═══ RAW RECORDS
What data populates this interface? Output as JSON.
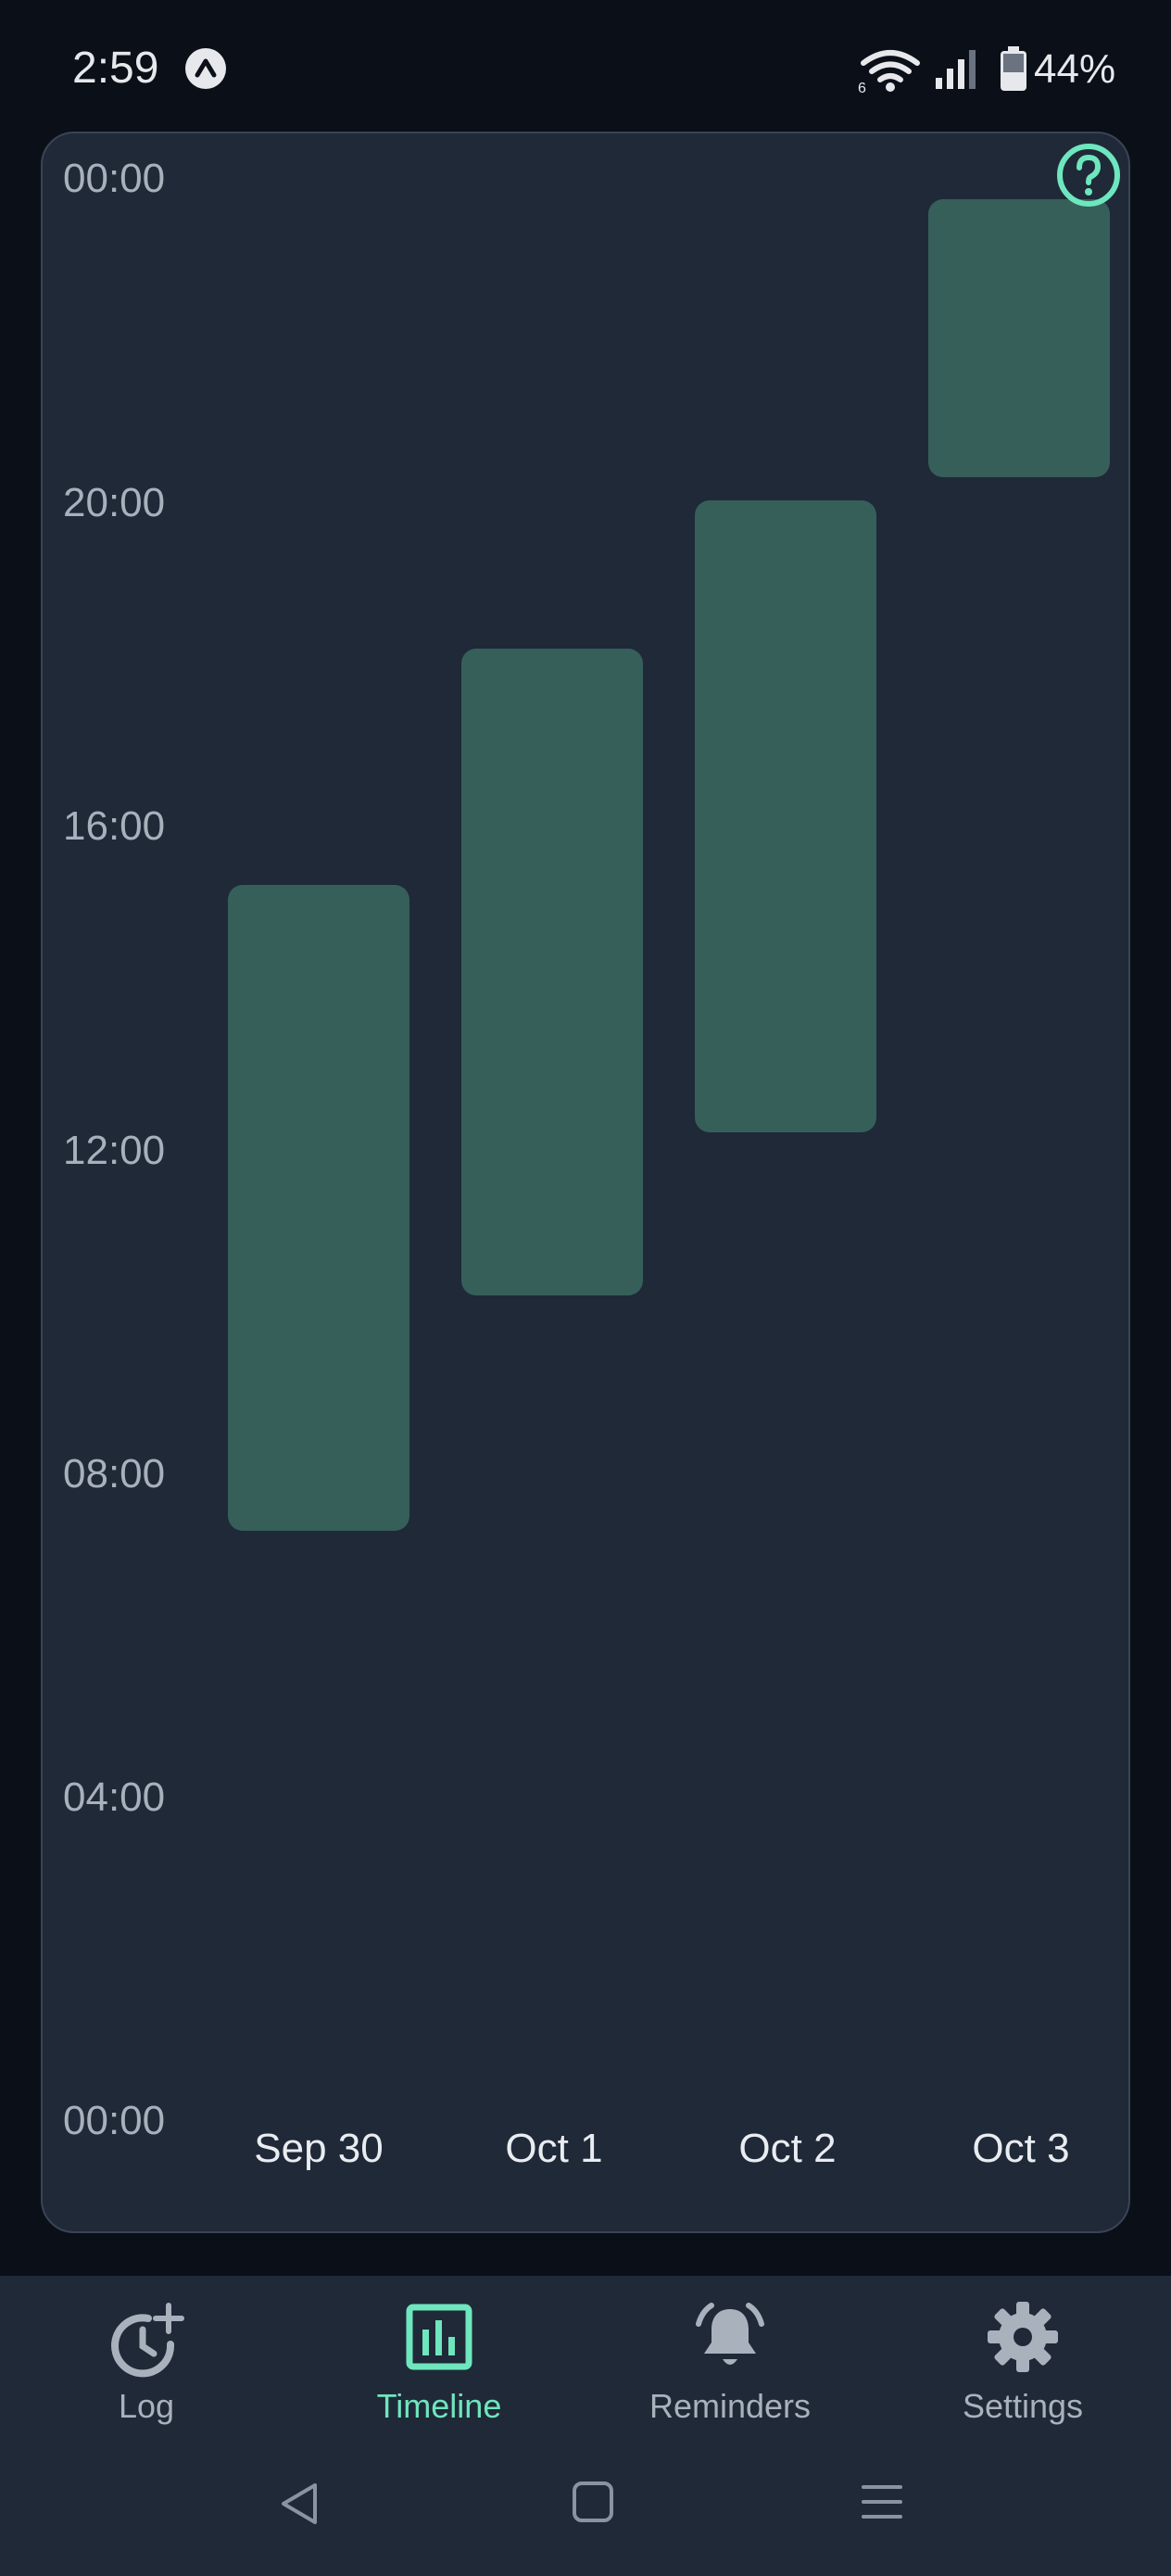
{
  "status_bar": {
    "time": "2:59",
    "battery": "44%",
    "network_badge": "6"
  },
  "chart": {
    "y_ticks": [
      "00:00",
      "20:00",
      "16:00",
      "12:00",
      "08:00",
      "04:00",
      "00:00"
    ],
    "help_icon": "help-icon"
  },
  "chart_data": {
    "type": "bar",
    "categories": [
      "Sep 30",
      "Oct 1",
      "Oct 2",
      "Oct 3"
    ],
    "ranges": [
      {
        "start": "07:16",
        "end": "15:14"
      },
      {
        "start": "10:10",
        "end": "18:09"
      },
      {
        "start": "12:11",
        "end": "19:59"
      },
      {
        "start": "20:16",
        "end": "23:42"
      }
    ],
    "ylim": [
      "00:00",
      "24:00"
    ],
    "yticks": [
      "00:00",
      "04:00",
      "08:00",
      "12:00",
      "16:00",
      "20:00",
      "00:00"
    ],
    "xlabel": "",
    "ylabel": "",
    "bar_color": "#365f5a"
  },
  "nav": {
    "items": [
      {
        "label": "Log",
        "icon": "clock-plus-icon"
      },
      {
        "label": "Timeline",
        "icon": "bar-chart-icon"
      },
      {
        "label": "Reminders",
        "icon": "bell-icon"
      },
      {
        "label": "Settings",
        "icon": "gear-icon"
      }
    ],
    "active_color": "#6ee6be"
  },
  "system_nav": {
    "icons": [
      "back-icon",
      "home-icon",
      "recents-icon"
    ]
  }
}
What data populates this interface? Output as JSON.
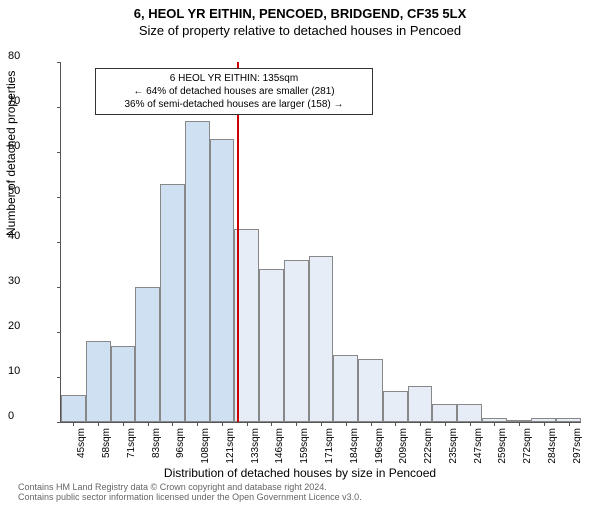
{
  "title_line1": "6, HEOL YR EITHIN, PENCOED, BRIDGEND, CF35 5LX",
  "title_line2": "Size of property relative to detached houses in Pencoed",
  "ylabel": "Number of detached properties",
  "xlabel": "Distribution of detached houses by size in Pencoed",
  "footer_line1": "Contains HM Land Registry data © Crown copyright and database right 2024.",
  "footer_line2": "Contains public sector information licensed under the Open Government Licence v3.0.",
  "annot": {
    "line1": "6 HEOL YR EITHIN: 135sqm",
    "line2": "← 64% of detached houses are smaller (281)",
    "line3": "36% of semi-detached houses are larger (158) →"
  },
  "chart": {
    "type": "histogram",
    "ylim": [
      0,
      80
    ],
    "ytick_step": 10,
    "background_color": "#ffffff",
    "axis_color": "#555555",
    "ref_line_color": "#cc0000",
    "ref_line_x_index": 7.15,
    "bar_border_color": "#888888",
    "label_fontsize": 12,
    "tick_fontsize": 10,
    "categories": [
      "45sqm",
      "58sqm",
      "71sqm",
      "83sqm",
      "96sqm",
      "108sqm",
      "121sqm",
      "133sqm",
      "146sqm",
      "159sqm",
      "171sqm",
      "184sqm",
      "196sqm",
      "209sqm",
      "222sqm",
      "235sqm",
      "247sqm",
      "259sqm",
      "272sqm",
      "284sqm",
      "297sqm"
    ],
    "values": [
      6,
      18,
      17,
      30,
      53,
      67,
      63,
      43,
      34,
      36,
      37,
      15,
      14,
      7,
      8,
      4,
      4,
      1,
      0,
      1,
      1
    ],
    "bar_color_left": "#cfe0f3",
    "bar_color_right": "#e6edf7"
  }
}
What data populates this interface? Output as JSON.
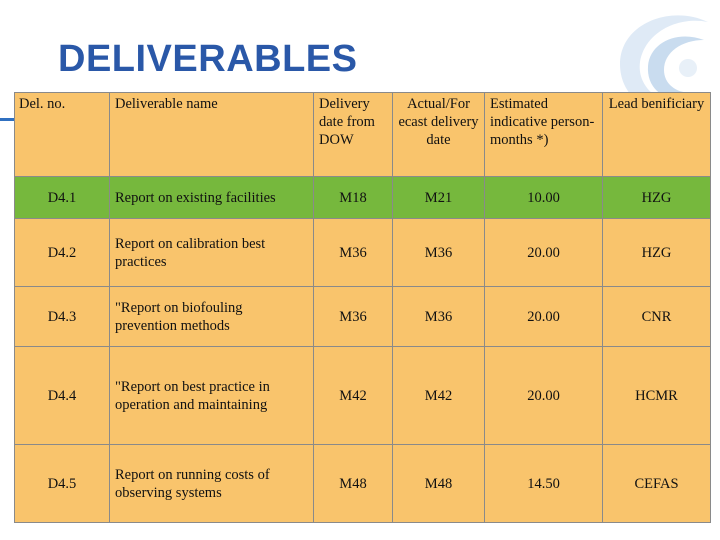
══════
*GOAL*
Output every entry exactly as given; pictures are not part of the copy.

*OUTPUT BELOW*
What data populates this interface? Output as JSON.
{
  "status_bar": {
    "time": "2:59",
    "battery": "44%",
    "network_badge": "6"
  },
  "chart": {
    "y_ticks": [
      "00:00",
      "20:00",
      "16:00",
      "12:00",
      "08:00",
      "04:00",
      "00:00"
    ],
    "help_icon": "help-icon"
  },
  "chart_data": {
    "type": "bar",
    "categories": [
      "Sep 30",
      "Oct 1",
      "Oct 2",
      "Oct 3"
    ],
    "ranges": [
      {
        "start": "07:16",
        "end": "15:14"
      },
      {
        "start": "10:10",
        "end": "18:09"
      },
      {
        "start": "12:11",
        "end": "19:59"
      },
      {
        "start": "20:16",
        "end": "23:42"
      }
    ],
    "ylim": [
      "00:00",
      "24:00"
    ],
    "yticks": [
      "00:00",
      "04:00",
      "08:00",
      "12:00",
      "16:00",
      "20:00",
      "00:00"
    ],
    "xlabel": "",
    "ylabel": "",
    "bar_color": "#365f5a"
  },
  "nav": {
    "items": [
      {
        "label": "Log",
        "icon": "clock-plus-icon"
      },
      {
        "label": "Timeline",
        "icon": "bar-chart-icon"
      },
      {
        "label": "Reminders",
        "icon": "bell-icon"
      },
      {
        "label": "Settings",
        "icon": "gear-icon"
      }
    ],
    "active_color": "#6ee6be"
  },
  "system_nav": {
    "icons": [
      "back-icon",
      "home-icon",
      "recents-icon"
    ]
  }
}
What data populates this interface? Output as JSON.
{
  "title_line1": "6, HEOL YR EITHIN, PENCOED, BRIDGEND, CF35 5LX",
  "title_line2": "Size of property relative to detached houses in Pencoed",
  "ylabel": "Number of detached properties",
  "xlabel": "Distribution of detached houses by size in Pencoed",
  "footer_line1": "Contains HM Land Registry data © Crown copyright and database right 2024.",
  "footer_line2": "Contains public sector information licensed under the Open Government Licence v3.0.",
  "annot": {
    "line1": "6 HEOL YR EITHIN: 135sqm",
    "line2": "← 64% of detached houses are smaller (281)",
    "line3": "36% of semi-detached houses are larger (158) →"
  },
  "chart": {
    "type": "histogram",
    "ylim": [
      0,
      80
    ],
    "ytick_step": 10,
    "background_color": "#ffffff",
    "axis_color": "#555555",
    "ref_line_color": "#cc0000",
    "ref_line_x_index": 7.15,
    "bar_border_color": "#888888",
    "label_fontsize": 12,
    "tick_fontsize": 10,
    "categories": [
      "45sqm",
      "58sqm",
      "71sqm",
      "83sqm",
      "96sqm",
      "108sqm",
      "121sqm",
      "133sqm",
      "146sqm",
      "159sqm",
      "171sqm",
      "184sqm",
      "196sqm",
      "209sqm",
      "222sqm",
      "235sqm",
      "247sqm",
      "259sqm",
      "272sqm",
      "284sqm",
      "297sqm"
    ],
    "values": [
      6,
      18,
      17,
      30,
      53,
      67,
      63,
      43,
      34,
      36,
      37,
      15,
      14,
      7,
      8,
      4,
      4,
      1,
      0,
      1,
      1
    ],
    "bar_color_left": "#cfe0f3",
    "bar_color_right": "#e6edf7"
  }
}
What data populates this interface? Output as JSON.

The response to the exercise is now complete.